**Dataset excerpts:**
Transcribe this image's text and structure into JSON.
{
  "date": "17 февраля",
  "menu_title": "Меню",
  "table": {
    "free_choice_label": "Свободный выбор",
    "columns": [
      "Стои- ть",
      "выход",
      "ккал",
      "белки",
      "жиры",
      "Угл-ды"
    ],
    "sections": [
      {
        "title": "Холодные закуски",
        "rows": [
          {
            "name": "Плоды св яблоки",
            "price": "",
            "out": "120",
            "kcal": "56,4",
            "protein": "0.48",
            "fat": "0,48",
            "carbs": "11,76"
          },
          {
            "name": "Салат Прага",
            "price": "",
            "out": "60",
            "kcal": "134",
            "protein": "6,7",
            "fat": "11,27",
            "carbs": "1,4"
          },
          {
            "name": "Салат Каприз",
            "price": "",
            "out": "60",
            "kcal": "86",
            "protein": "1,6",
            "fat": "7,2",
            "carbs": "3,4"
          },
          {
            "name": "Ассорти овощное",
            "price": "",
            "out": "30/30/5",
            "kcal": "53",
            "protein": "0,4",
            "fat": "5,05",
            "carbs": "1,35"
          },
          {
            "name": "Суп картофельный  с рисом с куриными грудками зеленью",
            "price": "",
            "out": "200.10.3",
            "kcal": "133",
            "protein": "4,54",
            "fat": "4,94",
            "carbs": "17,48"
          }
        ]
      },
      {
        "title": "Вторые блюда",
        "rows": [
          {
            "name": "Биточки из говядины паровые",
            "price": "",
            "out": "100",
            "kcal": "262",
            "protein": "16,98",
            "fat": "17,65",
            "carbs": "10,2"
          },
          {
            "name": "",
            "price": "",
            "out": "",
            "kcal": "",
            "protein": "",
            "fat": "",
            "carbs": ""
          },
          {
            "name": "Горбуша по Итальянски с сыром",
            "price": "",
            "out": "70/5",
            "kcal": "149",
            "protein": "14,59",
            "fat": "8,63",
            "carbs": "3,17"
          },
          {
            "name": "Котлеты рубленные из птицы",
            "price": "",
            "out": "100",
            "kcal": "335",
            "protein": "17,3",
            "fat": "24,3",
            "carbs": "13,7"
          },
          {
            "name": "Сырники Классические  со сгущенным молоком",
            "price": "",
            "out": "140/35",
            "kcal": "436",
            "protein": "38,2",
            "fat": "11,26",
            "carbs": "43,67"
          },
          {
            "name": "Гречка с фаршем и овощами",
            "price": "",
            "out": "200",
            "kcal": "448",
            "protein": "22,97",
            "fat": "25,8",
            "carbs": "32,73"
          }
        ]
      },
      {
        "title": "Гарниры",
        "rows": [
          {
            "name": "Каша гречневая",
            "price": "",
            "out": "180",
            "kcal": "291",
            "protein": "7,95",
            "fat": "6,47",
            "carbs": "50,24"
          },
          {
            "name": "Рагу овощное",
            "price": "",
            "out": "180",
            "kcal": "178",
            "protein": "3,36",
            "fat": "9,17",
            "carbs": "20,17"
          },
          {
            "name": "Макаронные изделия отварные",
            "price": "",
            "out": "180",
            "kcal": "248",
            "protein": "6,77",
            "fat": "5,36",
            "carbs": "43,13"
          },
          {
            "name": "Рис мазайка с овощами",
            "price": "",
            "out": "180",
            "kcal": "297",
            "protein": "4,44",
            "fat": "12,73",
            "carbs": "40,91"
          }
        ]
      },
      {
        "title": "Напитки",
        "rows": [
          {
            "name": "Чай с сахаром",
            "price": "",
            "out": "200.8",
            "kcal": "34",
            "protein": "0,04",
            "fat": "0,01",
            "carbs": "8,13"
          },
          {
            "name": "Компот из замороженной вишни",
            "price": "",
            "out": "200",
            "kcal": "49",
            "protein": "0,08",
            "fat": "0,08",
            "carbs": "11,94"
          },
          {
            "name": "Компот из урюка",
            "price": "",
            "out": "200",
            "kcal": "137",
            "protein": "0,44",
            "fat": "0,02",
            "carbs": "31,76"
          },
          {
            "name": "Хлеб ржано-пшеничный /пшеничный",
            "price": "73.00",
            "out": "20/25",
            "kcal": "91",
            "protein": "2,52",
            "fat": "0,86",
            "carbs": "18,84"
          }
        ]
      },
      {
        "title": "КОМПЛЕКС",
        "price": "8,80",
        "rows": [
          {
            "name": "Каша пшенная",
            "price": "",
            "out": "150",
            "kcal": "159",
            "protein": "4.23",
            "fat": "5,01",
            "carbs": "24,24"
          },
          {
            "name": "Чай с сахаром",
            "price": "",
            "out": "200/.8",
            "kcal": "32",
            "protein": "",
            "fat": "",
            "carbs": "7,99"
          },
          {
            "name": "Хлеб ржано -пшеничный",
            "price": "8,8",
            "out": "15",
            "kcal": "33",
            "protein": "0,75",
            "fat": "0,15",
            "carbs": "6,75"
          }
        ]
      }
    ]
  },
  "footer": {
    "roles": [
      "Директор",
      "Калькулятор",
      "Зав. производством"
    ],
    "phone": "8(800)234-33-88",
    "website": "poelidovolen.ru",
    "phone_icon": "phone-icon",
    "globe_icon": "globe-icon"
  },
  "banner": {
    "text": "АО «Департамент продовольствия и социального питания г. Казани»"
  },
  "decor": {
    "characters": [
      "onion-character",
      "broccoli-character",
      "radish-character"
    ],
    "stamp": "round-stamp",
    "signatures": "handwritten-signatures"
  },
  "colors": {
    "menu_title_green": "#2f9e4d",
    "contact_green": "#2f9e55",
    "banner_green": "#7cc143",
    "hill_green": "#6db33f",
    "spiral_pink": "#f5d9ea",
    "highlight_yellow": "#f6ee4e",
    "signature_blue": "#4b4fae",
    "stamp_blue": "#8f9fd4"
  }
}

**What this task involves:**
Copy all data exactly, start to finish.

**Response to this task:**
Transcribe this image's text and structure into JSON.
{
  "date": "17 февраля",
  "menu_title": "Меню",
  "table": {
    "free_choice_label": "Свободный выбор",
    "columns": [
      "Стои- ть",
      "выход",
      "ккал",
      "белки",
      "жиры",
      "Угл-ды"
    ],
    "sections": [
      {
        "title": "Холодные закуски",
        "rows": [
          {
            "name": "Плоды св яблоки",
            "price": "",
            "out": "120",
            "kcal": "56,4",
            "protein": "0.48",
            "fat": "0,48",
            "carbs": "11,76"
          },
          {
            "name": "Салат Прага",
            "price": "",
            "out": "60",
            "kcal": "134",
            "protein": "6,7",
            "fat": "11,27",
            "carbs": "1,4"
          },
          {
            "name": "Салат Каприз",
            "price": "",
            "out": "60",
            "kcal": "86",
            "protein": "1,6",
            "fat": "7,2",
            "carbs": "3,4"
          },
          {
            "name": "Ассорти овощное",
            "price": "",
            "out": "30/30/5",
            "kcal": "53",
            "protein": "0,4",
            "fat": "5,05",
            "carbs": "1,35"
          },
          {
            "name": "Суп картофельный  с рисом с куриными грудками зеленью",
            "price": "",
            "out": "200.10.3",
            "kcal": "133",
            "protein": "4,54",
            "fat": "4,94",
            "carbs": "17,48"
          }
        ]
      },
      {
        "title": "Вторые блюда",
        "rows": [
          {
            "name": "Биточки из говядины паровые",
            "price": "",
            "out": "100",
            "kcal": "262",
            "protein": "16,98",
            "fat": "17,65",
            "carbs": "10,2"
          },
          {
            "name": "",
            "price": "",
            "out": "",
            "kcal": "",
            "protein": "",
            "fat": "",
            "carbs": ""
          },
          {
            "name": "Горбуша по Итальянски с сыром",
            "price": "",
            "out": "70/5",
            "kcal": "149",
            "protein": "14,59",
            "fat": "8,63",
            "carbs": "3,17"
          },
          {
            "name": "Котлеты рубленные из птицы",
            "price": "",
            "out": "100",
            "kcal": "335",
            "protein": "17,3",
            "fat": "24,3",
            "carbs": "13,7"
          },
          {
            "name": "Сырники Классические  со сгущенным молоком",
            "price": "",
            "out": "140/35",
            "kcal": "436",
            "protein": "38,2",
            "fat": "11,26",
            "carbs": "43,67"
          },
          {
            "name": "Гречка с фаршем и овощами",
            "price": "",
            "out": "200",
            "kcal": "448",
            "protein": "22,97",
            "fat": "25,8",
            "carbs": "32,73"
          }
        ]
      },
      {
        "title": "Гарниры",
        "rows": [
          {
            "name": "Каша гречневая",
            "price": "",
            "out": "180",
            "kcal": "291",
            "protein": "7,95",
            "fat": "6,47",
            "carbs": "50,24"
          },
          {
            "name": "Рагу овощное",
            "price": "",
            "out": "180",
            "kcal": "178",
            "protein": "3,36",
            "fat": "9,17",
            "carbs": "20,17"
          },
          {
            "name": "Макаронные изделия отварные",
            "price": "",
            "out": "180",
            "kcal": "248",
            "protein": "6,77",
            "fat": "5,36",
            "carbs": "43,13"
          },
          {
            "name": "Рис мазайка с овощами",
            "price": "",
            "out": "180",
            "kcal": "297",
            "protein": "4,44",
            "fat": "12,73",
            "carbs": "40,91"
          }
        ]
      },
      {
        "title": "Напитки",
        "rows": [
          {
            "name": "Чай с сахаром",
            "price": "",
            "out": "200.8",
            "kcal": "34",
            "protein": "0,04",
            "fat": "0,01",
            "carbs": "8,13"
          },
          {
            "name": "Компот из замороженной вишни",
            "price": "",
            "out": "200",
            "kcal": "49",
            "protein": "0,08",
            "fat": "0,08",
            "carbs": "11,94"
          },
          {
            "name": "Компот из урюка",
            "price": "",
            "out": "200",
            "kcal": "137",
            "protein": "0,44",
            "fat": "0,02",
            "carbs": "31,76"
          },
          {
            "name": "Хлеб ржано-пшеничный /пшеничный",
            "price": "73.00",
            "out": "20/25",
            "kcal": "91",
            "protein": "2,52",
            "fat": "0,86",
            "carbs": "18,84"
          }
        ]
      },
      {
        "title": "КОМПЛЕКС",
        "price": "8,80",
        "rows": [
          {
            "name": "Каша пшенная",
            "price": "",
            "out": "150",
            "kcal": "159",
            "protein": "4.23",
            "fat": "5,01",
            "carbs": "24,24"
          },
          {
            "name": "Чай с сахаром",
            "price": "",
            "out": "200/.8",
            "kcal": "32",
            "protein": "",
            "fat": "",
            "carbs": "7,99"
          },
          {
            "name": "Хлеб ржано -пшеничный",
            "price": "8,8",
            "out": "15",
            "kcal": "33",
            "protein": "0,75",
            "fat": "0,15",
            "carbs": "6,75"
          }
        ]
      }
    ]
  },
  "footer": {
    "roles": [
      "Директор",
      "Калькулятор",
      "Зав. производством"
    ],
    "phone": "8(800)234-33-88",
    "website": "poelidovolen.ru",
    "phone_icon": "phone-icon",
    "globe_icon": "globe-icon"
  },
  "banner": {
    "text": "АО «Департамент продовольствия и социального питания г. Казани»"
  },
  "decor": {
    "characters": [
      "onion-character",
      "broccoli-character",
      "radish-character"
    ],
    "stamp": "round-stamp",
    "signatures": "handwritten-signatures"
  },
  "colors": {
    "menu_title_green": "#2f9e4d",
    "contact_green": "#2f9e55",
    "banner_green": "#7cc143",
    "hill_green": "#6db33f",
    "spiral_pink": "#f5d9ea",
    "highlight_yellow": "#f6ee4e",
    "signature_blue": "#4b4fae",
    "stamp_blue": "#8f9fd4"
  }
}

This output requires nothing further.